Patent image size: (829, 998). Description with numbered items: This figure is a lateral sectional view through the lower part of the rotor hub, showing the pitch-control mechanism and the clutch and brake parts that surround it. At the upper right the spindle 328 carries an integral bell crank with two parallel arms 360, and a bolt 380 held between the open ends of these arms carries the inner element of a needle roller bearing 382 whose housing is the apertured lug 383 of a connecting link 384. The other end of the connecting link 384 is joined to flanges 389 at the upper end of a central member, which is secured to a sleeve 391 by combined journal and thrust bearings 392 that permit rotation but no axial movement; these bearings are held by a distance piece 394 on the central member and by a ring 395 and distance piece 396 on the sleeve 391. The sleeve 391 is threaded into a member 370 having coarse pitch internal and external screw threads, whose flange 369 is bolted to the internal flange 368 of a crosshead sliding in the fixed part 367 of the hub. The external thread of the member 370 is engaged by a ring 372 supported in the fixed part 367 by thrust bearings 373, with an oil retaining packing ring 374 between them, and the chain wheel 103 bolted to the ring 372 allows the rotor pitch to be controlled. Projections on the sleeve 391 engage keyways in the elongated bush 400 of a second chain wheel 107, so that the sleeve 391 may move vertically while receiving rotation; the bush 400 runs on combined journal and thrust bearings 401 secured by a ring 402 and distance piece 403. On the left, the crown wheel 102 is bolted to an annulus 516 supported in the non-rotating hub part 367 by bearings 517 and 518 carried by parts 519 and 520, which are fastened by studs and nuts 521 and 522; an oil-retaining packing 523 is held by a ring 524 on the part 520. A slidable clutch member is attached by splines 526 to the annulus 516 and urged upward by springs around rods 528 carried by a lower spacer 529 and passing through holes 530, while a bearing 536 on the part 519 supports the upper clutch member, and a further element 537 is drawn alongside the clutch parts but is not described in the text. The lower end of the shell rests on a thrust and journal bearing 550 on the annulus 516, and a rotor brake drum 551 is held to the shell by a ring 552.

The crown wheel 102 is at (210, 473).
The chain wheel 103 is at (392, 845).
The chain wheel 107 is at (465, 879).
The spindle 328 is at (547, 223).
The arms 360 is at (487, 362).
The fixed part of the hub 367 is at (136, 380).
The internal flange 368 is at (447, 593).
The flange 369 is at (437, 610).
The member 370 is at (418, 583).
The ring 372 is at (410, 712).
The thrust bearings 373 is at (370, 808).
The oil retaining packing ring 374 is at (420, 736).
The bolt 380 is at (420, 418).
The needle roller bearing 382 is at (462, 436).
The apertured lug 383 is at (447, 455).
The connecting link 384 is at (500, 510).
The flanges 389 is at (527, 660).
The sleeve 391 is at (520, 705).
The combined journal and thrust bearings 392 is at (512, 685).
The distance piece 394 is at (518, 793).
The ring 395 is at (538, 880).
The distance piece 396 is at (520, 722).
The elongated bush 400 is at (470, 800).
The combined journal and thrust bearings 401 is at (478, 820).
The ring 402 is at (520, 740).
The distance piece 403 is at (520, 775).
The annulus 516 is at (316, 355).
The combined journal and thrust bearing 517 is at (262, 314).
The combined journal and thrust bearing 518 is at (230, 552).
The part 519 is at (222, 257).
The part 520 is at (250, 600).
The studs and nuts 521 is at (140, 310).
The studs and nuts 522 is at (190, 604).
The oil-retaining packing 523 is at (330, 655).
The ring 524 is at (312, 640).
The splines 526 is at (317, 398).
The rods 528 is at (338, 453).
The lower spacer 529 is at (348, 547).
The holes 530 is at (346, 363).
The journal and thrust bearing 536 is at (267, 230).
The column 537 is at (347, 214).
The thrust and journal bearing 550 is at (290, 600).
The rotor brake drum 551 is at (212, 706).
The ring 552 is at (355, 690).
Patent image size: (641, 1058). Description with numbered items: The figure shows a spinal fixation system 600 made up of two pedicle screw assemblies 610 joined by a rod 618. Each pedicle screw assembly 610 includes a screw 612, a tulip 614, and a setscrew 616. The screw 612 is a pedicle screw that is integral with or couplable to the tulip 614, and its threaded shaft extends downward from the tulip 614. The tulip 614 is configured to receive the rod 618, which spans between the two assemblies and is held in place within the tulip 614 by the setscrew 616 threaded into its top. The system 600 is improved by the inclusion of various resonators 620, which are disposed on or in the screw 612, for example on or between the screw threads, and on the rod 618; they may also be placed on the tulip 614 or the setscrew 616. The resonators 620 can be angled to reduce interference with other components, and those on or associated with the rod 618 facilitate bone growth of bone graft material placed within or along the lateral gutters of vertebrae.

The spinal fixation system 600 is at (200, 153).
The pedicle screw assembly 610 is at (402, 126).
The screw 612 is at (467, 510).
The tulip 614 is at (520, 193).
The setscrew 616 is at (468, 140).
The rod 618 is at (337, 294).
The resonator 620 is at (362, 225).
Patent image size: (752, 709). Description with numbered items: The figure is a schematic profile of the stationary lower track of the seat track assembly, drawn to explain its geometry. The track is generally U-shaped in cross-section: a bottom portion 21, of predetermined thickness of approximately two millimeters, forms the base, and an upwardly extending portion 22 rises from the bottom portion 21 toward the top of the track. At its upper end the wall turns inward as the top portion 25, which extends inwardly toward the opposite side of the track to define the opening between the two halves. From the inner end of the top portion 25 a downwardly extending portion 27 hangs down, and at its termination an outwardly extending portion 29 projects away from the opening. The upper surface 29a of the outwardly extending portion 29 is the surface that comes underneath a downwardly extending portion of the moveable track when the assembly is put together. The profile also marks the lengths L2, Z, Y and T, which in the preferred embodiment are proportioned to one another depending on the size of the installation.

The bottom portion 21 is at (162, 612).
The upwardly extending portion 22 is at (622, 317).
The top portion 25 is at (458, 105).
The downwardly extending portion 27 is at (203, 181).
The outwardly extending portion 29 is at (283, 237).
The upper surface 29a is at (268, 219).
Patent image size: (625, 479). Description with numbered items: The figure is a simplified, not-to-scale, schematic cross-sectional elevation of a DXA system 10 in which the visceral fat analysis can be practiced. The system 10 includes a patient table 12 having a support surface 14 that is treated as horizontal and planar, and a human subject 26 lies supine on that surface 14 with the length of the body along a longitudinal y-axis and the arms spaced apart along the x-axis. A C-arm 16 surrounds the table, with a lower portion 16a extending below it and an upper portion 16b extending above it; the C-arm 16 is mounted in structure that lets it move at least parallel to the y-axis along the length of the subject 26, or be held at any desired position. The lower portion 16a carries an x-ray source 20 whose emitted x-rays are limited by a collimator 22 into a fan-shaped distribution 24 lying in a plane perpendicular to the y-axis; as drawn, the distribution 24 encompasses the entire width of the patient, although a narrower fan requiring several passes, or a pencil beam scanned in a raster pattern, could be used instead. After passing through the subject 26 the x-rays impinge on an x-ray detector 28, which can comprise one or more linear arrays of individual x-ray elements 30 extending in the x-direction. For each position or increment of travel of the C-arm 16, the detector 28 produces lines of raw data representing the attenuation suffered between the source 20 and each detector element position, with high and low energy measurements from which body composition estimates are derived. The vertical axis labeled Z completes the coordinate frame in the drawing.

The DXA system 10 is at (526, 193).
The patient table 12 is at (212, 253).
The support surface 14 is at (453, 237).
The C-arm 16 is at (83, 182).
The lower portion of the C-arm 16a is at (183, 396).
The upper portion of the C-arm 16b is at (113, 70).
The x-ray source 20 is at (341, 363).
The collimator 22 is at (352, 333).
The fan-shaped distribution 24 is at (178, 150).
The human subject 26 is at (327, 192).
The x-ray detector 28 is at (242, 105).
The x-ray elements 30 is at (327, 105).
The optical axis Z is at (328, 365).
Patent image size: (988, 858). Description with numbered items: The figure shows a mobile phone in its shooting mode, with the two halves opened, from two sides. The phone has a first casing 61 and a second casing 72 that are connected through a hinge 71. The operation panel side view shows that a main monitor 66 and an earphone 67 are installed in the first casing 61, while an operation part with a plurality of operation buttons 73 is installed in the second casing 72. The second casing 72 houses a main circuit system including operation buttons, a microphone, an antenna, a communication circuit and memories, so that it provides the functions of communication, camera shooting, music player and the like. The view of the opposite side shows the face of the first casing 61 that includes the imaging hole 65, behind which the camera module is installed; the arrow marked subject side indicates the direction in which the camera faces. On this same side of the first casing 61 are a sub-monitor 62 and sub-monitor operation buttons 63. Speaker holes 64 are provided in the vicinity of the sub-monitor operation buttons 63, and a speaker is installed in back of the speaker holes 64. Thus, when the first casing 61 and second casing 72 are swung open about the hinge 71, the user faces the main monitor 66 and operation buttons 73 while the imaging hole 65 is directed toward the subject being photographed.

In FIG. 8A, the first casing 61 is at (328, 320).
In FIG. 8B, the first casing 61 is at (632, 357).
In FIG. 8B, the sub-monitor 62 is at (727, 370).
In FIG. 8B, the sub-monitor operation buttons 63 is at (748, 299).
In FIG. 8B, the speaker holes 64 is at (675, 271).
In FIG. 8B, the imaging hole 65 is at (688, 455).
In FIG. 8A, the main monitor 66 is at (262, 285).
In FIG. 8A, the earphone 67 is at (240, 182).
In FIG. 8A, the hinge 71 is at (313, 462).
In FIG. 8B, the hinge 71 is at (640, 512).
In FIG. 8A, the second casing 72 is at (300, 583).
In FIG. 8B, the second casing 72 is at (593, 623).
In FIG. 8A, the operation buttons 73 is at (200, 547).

• [What to work on] Give again, word for word, the lines of the material between the line holding "Patent image size: (641, 1058)." and the line holding "The resonator 620 is at (362, 225).", both included.

• [The response]
Patent image size: (641, 1058). Description with numbered items: The figure shows a spinal fixation system 600 made up of two pedicle screw assemblies 610 joined by a rod 618. Each pedicle screw assembly 610 includes a screw 612, a tulip 614, and a setscrew 616. The screw 612 is a pedicle screw that is integral with or couplable to the tulip 614, and its threaded shaft extends downward from the tulip 614. The tulip 614 is configured to receive the rod 618, which spans between the two assemblies and is held in place within the tulip 614 by the setscrew 616 threaded into its top. The system 600 is improved by the inclusion of various resonators 620, which are disposed on or in the screw 612, for example on or between the screw threads, and on the rod 618; they may also be placed on the tulip 614 or the setscrew 616. The resonators 620 can be angled to reduce interference with other components, and those on or associated with the rod 618 facilitate bone growth of bone graft material placed within or along the lateral gutters of vertebrae.

The spinal fixation system 600 is at (200, 153).
The pedicle screw assembly 610 is at (402, 126).
The screw 612 is at (467, 510).
The tulip 614 is at (520, 193).
The setscrew 616 is at (468, 140).
The rod 618 is at (337, 294).
The resonator 620 is at (362, 225).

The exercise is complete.